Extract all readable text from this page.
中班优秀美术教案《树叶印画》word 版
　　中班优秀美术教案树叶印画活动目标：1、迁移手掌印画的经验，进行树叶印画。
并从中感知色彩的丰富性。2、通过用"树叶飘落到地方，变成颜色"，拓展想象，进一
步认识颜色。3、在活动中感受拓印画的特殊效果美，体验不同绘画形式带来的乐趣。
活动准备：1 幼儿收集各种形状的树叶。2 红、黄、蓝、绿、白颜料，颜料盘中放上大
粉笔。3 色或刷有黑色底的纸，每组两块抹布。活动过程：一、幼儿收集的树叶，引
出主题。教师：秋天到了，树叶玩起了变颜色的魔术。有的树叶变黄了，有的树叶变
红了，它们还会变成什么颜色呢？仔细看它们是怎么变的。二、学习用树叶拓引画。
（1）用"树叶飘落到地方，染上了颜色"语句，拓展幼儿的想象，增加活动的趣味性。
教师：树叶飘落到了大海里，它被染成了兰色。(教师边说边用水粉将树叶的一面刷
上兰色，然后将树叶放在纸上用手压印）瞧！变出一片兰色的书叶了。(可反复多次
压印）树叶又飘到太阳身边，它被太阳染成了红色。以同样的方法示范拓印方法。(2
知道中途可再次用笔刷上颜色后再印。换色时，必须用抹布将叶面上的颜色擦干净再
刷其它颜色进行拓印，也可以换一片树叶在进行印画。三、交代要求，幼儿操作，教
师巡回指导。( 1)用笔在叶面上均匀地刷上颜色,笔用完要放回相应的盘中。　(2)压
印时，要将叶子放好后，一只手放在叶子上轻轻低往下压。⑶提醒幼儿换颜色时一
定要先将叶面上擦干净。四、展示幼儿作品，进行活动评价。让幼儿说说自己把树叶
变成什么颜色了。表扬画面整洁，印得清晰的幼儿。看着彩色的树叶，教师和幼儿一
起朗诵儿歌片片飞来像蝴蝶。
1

# # # # # # #

TASK OBJECTIVE: Write the data from above out again, exactly.

EXPECTED ANSWER:
Extract all readable text from this page.
中班优秀美术教案《树叶印画》word 版
　　中班优秀美术教案树叶印画活动目标：1、迁移手掌印画的经验，进行树叶印画。
并从中感知色彩的丰富性。2、通过用"树叶飘落到地方，变成颜色"，拓展想象，进一
步认识颜色。3、在活动中感受拓印画的特殊效果美，体验不同绘画形式带来的乐趣。
活动准备：1 幼儿收集各种形状的树叶。2 红、黄、蓝、绿、白颜料，颜料盘中放上大
粉笔。3 色或刷有黑色底的纸，每组两块抹布。活动过程：一、幼儿收集的树叶，引
出主题。教师：秋天到了，树叶玩起了变颜色的魔术。有的树叶变黄了，有的树叶变
红了，它们还会变成什么颜色呢？仔细看它们是怎么变的。二、学习用树叶拓引画。
（1）用"树叶飘落到地方，染上了颜色"语句，拓展幼儿的想象，增加活动的趣味性。
教师：树叶飘落到了大海里，它被染成了兰色。(教师边说边用水粉将树叶的一面刷
上兰色，然后将树叶放在纸上用手压印）瞧！变出一片兰色的书叶了。(可反复多次
压印）树叶又飘到太阳身边，它被太阳染成了红色。以同样的方法示范拓印方法。(2
知道中途可再次用笔刷上颜色后再印。换色时，必须用抹布将叶面上的颜色擦干净再
刷其它颜色进行拓印，也可以换一片树叶在进行印画。三、交代要求，幼儿操作，教
师巡回指导。( 1)用笔在叶面上均匀地刷上颜色,笔用完要放回相应的盘中。　(2)压
印时，要将叶子放好后，一只手放在叶子上轻轻低往下压。⑶提醒幼儿换颜色时一
定要先将叶面上擦干净。四、展示幼儿作品，进行活动评价。让幼儿说说自己把树叶
变成什么颜色了。表扬画面整洁，印得清晰的幼儿。看着彩色的树叶，教师和幼儿一
起朗诵儿歌片片飞来像蝴蝶。
1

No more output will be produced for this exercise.